### Given request:
From the listing below, copy every line with the word "detected".

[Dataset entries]
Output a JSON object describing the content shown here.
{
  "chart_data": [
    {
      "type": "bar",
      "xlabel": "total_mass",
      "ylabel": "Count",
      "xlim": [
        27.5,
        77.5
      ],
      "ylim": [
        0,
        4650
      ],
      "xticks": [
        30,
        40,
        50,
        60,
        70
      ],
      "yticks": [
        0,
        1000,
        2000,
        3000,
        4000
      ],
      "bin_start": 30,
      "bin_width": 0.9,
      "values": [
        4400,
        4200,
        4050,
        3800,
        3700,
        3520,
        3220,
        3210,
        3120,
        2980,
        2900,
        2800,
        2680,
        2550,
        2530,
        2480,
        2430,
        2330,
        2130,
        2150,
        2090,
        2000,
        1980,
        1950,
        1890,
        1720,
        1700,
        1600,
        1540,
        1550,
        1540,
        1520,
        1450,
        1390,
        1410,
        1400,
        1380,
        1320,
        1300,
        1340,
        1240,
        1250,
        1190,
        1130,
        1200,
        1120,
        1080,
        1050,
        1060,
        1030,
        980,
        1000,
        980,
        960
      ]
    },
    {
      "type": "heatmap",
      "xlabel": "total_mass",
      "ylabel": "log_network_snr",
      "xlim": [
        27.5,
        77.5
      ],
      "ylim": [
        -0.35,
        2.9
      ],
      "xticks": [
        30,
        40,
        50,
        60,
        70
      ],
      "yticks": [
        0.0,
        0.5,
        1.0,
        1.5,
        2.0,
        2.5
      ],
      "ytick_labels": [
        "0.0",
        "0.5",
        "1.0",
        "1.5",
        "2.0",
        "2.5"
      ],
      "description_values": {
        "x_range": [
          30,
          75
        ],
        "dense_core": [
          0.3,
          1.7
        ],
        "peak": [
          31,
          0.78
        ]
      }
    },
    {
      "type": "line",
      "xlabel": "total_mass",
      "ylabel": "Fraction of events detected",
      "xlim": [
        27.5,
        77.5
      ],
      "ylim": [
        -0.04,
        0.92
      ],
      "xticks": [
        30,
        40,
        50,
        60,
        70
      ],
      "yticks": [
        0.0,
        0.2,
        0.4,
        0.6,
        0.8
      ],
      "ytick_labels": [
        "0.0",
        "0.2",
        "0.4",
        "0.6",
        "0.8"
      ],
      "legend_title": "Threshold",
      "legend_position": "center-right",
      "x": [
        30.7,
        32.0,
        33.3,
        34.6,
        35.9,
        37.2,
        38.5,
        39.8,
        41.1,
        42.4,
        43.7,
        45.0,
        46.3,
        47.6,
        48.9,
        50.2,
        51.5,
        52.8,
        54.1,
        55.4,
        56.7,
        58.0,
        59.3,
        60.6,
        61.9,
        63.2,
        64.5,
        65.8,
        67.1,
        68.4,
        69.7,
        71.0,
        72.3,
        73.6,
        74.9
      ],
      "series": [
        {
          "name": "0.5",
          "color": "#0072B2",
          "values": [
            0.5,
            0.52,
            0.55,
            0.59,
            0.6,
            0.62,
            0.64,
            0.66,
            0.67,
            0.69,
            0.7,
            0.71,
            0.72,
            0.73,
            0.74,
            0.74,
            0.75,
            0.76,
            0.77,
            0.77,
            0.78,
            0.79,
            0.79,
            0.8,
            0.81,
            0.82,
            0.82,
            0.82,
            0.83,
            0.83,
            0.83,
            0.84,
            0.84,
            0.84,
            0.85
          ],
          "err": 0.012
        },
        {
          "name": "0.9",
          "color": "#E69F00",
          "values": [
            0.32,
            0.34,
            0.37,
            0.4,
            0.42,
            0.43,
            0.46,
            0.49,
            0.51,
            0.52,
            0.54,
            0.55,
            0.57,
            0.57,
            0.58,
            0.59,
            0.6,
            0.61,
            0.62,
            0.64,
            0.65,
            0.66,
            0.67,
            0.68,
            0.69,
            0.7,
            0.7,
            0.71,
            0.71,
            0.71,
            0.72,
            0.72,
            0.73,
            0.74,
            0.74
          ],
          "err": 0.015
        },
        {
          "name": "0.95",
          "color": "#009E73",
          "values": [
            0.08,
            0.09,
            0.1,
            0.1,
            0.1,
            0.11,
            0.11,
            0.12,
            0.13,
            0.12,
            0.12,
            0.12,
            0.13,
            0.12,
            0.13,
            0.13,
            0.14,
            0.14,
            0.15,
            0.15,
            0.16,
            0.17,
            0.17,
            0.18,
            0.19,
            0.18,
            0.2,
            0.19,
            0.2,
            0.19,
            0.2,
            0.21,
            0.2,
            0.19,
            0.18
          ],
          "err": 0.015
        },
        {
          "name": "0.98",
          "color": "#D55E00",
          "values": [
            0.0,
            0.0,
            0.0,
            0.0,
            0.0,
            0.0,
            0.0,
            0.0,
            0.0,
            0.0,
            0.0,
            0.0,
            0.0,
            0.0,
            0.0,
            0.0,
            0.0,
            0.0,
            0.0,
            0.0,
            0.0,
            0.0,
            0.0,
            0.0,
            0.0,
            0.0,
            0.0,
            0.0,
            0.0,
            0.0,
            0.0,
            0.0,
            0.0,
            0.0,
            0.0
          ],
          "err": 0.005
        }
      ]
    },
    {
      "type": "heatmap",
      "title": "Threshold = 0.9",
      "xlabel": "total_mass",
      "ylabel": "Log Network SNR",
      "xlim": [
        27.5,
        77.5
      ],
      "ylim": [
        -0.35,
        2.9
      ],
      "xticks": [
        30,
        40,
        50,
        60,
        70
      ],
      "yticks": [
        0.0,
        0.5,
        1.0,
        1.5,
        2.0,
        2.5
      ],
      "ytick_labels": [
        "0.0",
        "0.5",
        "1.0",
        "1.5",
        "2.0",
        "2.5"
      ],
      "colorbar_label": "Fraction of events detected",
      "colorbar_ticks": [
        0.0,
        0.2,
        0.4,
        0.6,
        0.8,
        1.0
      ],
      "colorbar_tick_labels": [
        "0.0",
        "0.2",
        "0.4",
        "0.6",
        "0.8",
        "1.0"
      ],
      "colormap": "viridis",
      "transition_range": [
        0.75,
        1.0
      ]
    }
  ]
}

### Solution to this exercise:
      "ylabel": "Fraction of events detected",
      "colorbar_label": "Fraction of events detected",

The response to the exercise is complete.